Problem description: Transcribe the listing exactly, leaving out every picture.

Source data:
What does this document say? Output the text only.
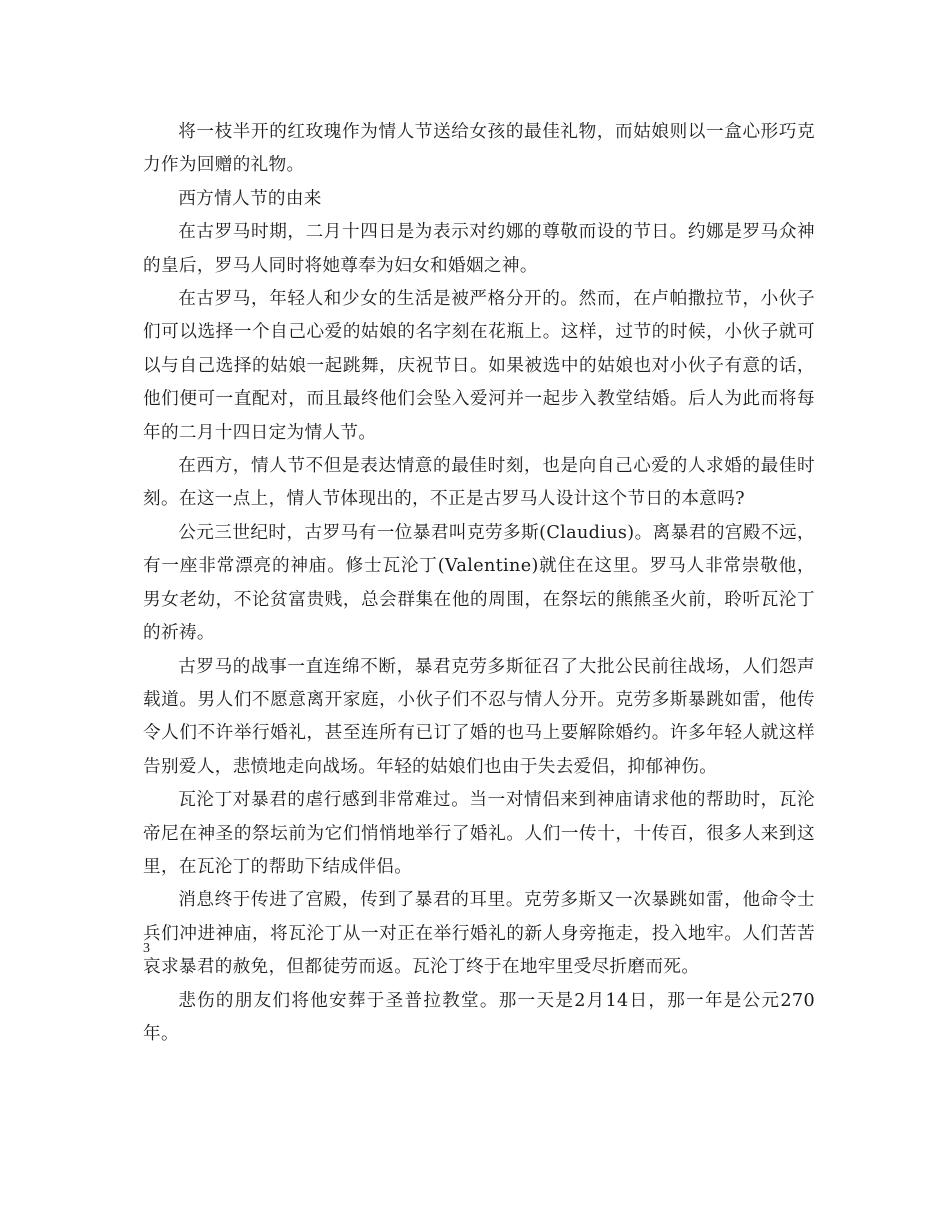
将一枝半开的红玫瑰作为情人节送给女孩的最佳礼物，而姑娘则以一盒心形巧克力作为回赠的礼物。

西方情人节的由来

在古罗马时期，二月十四日是为表示对约娜的尊敬而设的节日。约娜是罗马众神的皇后，罗马人同时将她尊奉为妇女和婚姻之神。

在古罗马，年轻人和少女的生活是被严格分开的。然而，在卢帕撒拉节，小伙子们可以选择一个自己心爱的姑娘的名字刻在花瓶上。这样，过节的时候，小伙子就可以与自己选择的姑娘一起跳舞，庆祝节日。如果被选中的姑娘也对小伙子有意的话，他们便可一直配对，而且最终他们会坠入爱河并一起步入教堂结婚。后人为此而将每年的二月十四日定为情人节。

在西方，情人节不但是表达情意的最佳时刻，也是向自己心爱的人求婚的最佳时刻。在这一点上，情人节体现出的，不正是古罗马人设计这个节日的本意吗?

公元三世纪时，古罗马有一位暴君叫克劳多斯(Claudius)。离暴君的宫殿不远，有一座非常漂亮的神庙。修士瓦沦丁(Valentine)就住在这里。罗马人非常崇敬他，男女老幼，不论贫富贵贱，总会群集在他的周围，在祭坛的熊熊圣火前，聆听瓦沦丁的祈祷。

古罗马的战事一直连绵不断，暴君克劳多斯征召了大批公民前往战场，人们怨声载道。男人们不愿意离开家庭，小伙子们不忍与情人分开。克劳多斯暴跳如雷，他传令人们不许举行婚礼，甚至连所有已订了婚的也马上要解除婚约。许多年轻人就这样告别爱人，悲愤地走向战场。年轻的姑娘们也由于失去爱侣，抑郁神伤。

瓦沦丁对暴君的虐行感到非常难过。当一对情侣来到神庙请求他的帮助时，瓦沦帝尼在神圣的祭坛前为它们悄悄地举行了婚礼。人们一传十，十传百，很多人来到这里，在瓦沦丁的帮助下结成伴侣。

消息终于传进了宫殿，传到了暴君的耳里。克劳多斯又一次暴跳如雷，他命令士兵们冲进神庙，将瓦沦丁从一对正在举行婚礼的新人身旁拖走，投入地牢。人们苦苦哀求暴君的赦免，但都徒劳而返。瓦沦丁终于在地牢里受尽折磨而死。

悲伤的朋友们将他安葬于圣普拉教堂。那一天是2月14日，那一年是公元270年。

3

Correct response:
What does this document say? Output the text only.
将一枝半开的红玫瑰作为情人节送给女孩的最佳礼物，而姑娘则以一盒心形巧克力作为回赠的礼物。

西方情人节的由来

在古罗马时期，二月十四日是为表示对约娜的尊敬而设的节日。约娜是罗马众神的皇后，罗马人同时将她尊奉为妇女和婚姻之神。

在古罗马，年轻人和少女的生活是被严格分开的。然而，在卢帕撒拉节，小伙子们可以选择一个自己心爱的姑娘的名字刻在花瓶上。这样，过节的时候，小伙子就可以与自己选择的姑娘一起跳舞，庆祝节日。如果被选中的姑娘也对小伙子有意的话，他们便可一直配对，而且最终他们会坠入爱河并一起步入教堂结婚。后人为此而将每年的二月十四日定为情人节。

在西方，情人节不但是表达情意的最佳时刻，也是向自己心爱的人求婚的最佳时刻。在这一点上，情人节体现出的，不正是古罗马人设计这个节日的本意吗?

公元三世纪时，古罗马有一位暴君叫克劳多斯(Claudius)。离暴君的宫殿不远，有一座非常漂亮的神庙。修士瓦沦丁(Valentine)就住在这里。罗马人非常崇敬他，男女老幼，不论贫富贵贱，总会群集在他的周围，在祭坛的熊熊圣火前，聆听瓦沦丁的祈祷。

古罗马的战事一直连绵不断，暴君克劳多斯征召了大批公民前往战场，人们怨声载道。男人们不愿意离开家庭，小伙子们不忍与情人分开。克劳多斯暴跳如雷，他传令人们不许举行婚礼，甚至连所有已订了婚的也马上要解除婚约。许多年轻人就这样告别爱人，悲愤地走向战场。年轻的姑娘们也由于失去爱侣，抑郁神伤。

瓦沦丁对暴君的虐行感到非常难过。当一对情侣来到神庙请求他的帮助时，瓦沦帝尼在神圣的祭坛前为它们悄悄地举行了婚礼。人们一传十，十传百，很多人来到这里，在瓦沦丁的帮助下结成伴侣。

消息终于传进了宫殿，传到了暴君的耳里。克劳多斯又一次暴跳如雷，他命令士兵们冲进神庙，将瓦沦丁从一对正在举行婚礼的新人身旁拖走，投入地牢。人们苦苦哀求暴君的赦免，但都徒劳而返。瓦沦丁终于在地牢里受尽折磨而死。

悲伤的朋友们将他安葬于圣普拉教堂。那一天是2月14日，那一年是公元270年。

3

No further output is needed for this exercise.